- MATERIALS PROVIDED:
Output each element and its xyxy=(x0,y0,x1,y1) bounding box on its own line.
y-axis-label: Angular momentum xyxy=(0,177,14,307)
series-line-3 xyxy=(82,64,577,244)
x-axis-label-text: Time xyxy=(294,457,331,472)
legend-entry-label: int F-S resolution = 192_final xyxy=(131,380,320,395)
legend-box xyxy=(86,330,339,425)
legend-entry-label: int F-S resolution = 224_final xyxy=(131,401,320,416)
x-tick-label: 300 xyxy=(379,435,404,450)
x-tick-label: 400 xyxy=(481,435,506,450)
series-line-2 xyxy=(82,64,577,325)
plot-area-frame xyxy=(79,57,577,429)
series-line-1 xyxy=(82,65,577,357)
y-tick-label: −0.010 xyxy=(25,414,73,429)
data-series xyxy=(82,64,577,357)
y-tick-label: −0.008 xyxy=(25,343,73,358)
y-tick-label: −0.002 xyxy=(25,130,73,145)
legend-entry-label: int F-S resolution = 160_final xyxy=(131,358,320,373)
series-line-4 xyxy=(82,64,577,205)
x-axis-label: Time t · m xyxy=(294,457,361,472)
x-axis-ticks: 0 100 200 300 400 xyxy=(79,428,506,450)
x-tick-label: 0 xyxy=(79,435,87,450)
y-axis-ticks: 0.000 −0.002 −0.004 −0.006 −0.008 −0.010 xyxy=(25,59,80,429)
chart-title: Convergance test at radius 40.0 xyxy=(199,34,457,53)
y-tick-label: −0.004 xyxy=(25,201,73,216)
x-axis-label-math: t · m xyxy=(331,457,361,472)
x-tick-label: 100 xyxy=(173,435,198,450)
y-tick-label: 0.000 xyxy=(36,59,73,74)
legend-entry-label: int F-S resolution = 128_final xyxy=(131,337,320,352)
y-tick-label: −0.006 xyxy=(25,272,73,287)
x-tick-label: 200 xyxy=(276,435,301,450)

- EXERCISE AIM:
Give every line of the records above as a JSON list of strings, one string per line, leaving out blank lines.

- OUTPUT FOR THIS EXERCISE:
[
  "Output each element and its xyxy=(x0,y0,x1,y1) bounding box on its own line.",
  "y-axis-label: Angular momentum xyxy=(0,177,14,307)",
  "series-line-3 xyxy=(82,64,577,244)",
  "x-axis-label-text: Time xyxy=(294,457,331,472)",
  "legend-entry-label: int F-S resolution = 192_final xyxy=(131,380,320,395)",
  "legend-box xyxy=(86,330,339,425)",
  "legend-entry-label: int F-S resolution = 224_final xyxy=(131,401,320,416)",
  "x-tick-label: 300 xyxy=(379,435,404,450)",
  "x-tick-label: 400 xyxy=(481,435,506,450)",
  "series-line-2 xyxy=(82,64,577,325)",
  "plot-area-frame xyxy=(79,57,577,429)",
  "series-line-1 xyxy=(82,65,577,357)",
  "y-tick-label: −0.010 xyxy=(25,414,73,429)",
  "data-series xyxy=(82,64,577,357)",
  "y-tick-label: −0.008 xyxy=(25,343,73,358)",
  "y-tick-label: −0.002 xyxy=(25,130,73,145)",
  "legend-entry-label: int F-S resolution = 160_final xyxy=(131,358,320,373)",
  "series-line-4 xyxy=(82,64,577,205)",
  "x-axis-label: Time t · m xyxy=(294,457,361,472)",
  "x-axis-ticks: 0 100 200 300 400 xyxy=(79,428,506,450)",
  "x-tick-label: 0 xyxy=(79,435,87,450)",
  "y-axis-ticks: 0.000 −0.002 −0.004 −0.006 −0.008 −0.010 xyxy=(25,59,80,429)",
  "chart-title: Convergance test at radius 40.0 xyxy=(199,34,457,53)",
  "y-tick-label: −0.004 xyxy=(25,201,73,216)",
  "x-axis-label-math: t · m xyxy=(331,457,361,472)",
  "x-tick-label: 100 xyxy=(173,435,198,450)",
  "y-tick-label: 0.000 xyxy=(36,59,73,74)",
  "legend-entry-label: int F-S resolution = 128_final xyxy=(131,337,320,352)",
  "y-tick-label: −0.006 xyxy=(25,272,73,287)",
  "x-tick-label: 200 xyxy=(276,435,301,450)"
]